▶ _TO BE DONE_
Review the listing and copy each line that holds the word "RASF".

Stored items
_ _ _
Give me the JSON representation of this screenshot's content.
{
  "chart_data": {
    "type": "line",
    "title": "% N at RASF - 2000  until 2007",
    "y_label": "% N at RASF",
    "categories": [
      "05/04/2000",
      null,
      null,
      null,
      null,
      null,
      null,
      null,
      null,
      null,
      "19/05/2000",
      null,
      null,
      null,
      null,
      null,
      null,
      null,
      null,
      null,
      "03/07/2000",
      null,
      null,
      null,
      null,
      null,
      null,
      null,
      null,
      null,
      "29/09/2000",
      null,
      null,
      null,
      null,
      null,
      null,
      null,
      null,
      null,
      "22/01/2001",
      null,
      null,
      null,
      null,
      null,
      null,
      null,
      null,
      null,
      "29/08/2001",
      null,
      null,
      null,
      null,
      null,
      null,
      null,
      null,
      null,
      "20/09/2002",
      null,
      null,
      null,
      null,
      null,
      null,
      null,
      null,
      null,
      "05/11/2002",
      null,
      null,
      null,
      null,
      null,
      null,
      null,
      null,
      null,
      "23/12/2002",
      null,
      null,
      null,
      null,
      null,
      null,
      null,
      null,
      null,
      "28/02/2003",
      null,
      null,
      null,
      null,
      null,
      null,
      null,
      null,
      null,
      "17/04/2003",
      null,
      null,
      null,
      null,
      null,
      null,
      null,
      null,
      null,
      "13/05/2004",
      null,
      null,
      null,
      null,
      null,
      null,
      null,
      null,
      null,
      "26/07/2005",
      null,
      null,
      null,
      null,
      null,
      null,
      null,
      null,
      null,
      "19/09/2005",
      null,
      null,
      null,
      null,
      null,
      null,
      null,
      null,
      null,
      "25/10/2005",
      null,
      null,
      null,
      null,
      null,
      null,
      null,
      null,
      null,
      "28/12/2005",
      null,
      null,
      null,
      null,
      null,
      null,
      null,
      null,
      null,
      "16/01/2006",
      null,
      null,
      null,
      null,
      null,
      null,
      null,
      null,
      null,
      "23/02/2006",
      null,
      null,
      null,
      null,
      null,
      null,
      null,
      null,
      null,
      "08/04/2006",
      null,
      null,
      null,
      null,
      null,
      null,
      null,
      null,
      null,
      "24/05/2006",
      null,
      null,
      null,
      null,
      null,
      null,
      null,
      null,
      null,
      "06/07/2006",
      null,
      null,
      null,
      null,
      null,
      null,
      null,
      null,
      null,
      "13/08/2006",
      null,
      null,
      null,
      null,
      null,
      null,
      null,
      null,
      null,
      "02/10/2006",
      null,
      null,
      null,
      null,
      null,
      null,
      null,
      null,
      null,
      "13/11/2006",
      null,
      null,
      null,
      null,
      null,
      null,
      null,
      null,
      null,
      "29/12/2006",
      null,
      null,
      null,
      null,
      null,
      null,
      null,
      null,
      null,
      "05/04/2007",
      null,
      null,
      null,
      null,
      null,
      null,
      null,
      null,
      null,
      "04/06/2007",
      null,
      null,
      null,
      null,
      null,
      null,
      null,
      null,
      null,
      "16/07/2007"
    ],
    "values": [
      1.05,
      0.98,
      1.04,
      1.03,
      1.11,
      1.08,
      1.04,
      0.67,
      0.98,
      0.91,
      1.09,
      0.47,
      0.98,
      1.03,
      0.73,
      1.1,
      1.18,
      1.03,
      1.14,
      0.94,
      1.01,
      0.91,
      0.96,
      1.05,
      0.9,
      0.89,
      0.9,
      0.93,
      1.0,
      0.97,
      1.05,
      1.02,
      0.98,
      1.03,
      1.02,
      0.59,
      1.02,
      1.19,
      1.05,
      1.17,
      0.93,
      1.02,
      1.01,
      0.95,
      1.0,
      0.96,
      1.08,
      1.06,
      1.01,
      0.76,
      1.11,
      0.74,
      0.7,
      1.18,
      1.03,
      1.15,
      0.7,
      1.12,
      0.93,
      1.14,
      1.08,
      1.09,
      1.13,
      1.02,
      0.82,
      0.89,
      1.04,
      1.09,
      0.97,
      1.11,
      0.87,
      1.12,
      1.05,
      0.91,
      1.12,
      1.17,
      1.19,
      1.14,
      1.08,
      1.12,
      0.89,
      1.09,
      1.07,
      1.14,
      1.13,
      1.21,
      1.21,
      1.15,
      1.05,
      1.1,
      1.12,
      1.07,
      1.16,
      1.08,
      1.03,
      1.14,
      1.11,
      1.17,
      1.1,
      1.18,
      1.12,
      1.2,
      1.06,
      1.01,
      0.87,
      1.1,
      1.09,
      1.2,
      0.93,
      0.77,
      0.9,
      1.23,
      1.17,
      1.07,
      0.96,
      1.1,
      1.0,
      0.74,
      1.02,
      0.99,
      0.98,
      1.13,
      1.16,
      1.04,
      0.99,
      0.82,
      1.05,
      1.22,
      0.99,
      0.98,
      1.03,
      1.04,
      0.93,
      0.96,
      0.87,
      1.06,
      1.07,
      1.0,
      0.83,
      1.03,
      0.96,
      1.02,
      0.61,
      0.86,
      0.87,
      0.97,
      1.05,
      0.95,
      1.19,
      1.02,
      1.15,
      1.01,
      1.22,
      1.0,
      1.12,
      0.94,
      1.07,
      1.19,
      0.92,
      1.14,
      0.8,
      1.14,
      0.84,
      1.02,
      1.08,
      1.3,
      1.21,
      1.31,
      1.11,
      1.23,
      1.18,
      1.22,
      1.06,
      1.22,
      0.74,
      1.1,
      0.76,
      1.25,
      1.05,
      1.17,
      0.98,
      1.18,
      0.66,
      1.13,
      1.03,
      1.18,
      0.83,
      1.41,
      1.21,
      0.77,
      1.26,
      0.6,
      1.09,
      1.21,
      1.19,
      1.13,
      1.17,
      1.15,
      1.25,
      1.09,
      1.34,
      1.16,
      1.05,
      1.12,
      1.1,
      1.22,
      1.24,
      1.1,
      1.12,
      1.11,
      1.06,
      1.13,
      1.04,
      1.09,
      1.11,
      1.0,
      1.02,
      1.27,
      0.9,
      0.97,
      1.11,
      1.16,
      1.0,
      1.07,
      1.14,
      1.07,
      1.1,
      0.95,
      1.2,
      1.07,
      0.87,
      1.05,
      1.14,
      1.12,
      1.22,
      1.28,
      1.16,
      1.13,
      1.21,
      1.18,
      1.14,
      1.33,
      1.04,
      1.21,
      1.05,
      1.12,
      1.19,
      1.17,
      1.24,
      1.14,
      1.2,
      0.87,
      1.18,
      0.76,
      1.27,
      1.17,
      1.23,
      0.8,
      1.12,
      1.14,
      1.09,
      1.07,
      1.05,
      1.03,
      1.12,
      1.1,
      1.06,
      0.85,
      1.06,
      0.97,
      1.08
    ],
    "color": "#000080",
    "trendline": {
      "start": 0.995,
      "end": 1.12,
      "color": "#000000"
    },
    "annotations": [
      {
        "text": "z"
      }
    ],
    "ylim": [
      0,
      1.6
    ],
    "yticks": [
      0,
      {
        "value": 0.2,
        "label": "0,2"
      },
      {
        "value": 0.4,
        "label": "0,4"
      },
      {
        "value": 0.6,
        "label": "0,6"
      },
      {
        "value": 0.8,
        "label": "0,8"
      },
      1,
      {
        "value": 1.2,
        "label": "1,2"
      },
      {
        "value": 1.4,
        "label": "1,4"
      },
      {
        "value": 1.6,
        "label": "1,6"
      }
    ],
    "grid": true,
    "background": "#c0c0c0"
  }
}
_ _ _
▶ _TASK RESPONSE_
    "title": "% N at RASF - 2000  until 2007",
    "y_label": "% N at RASF",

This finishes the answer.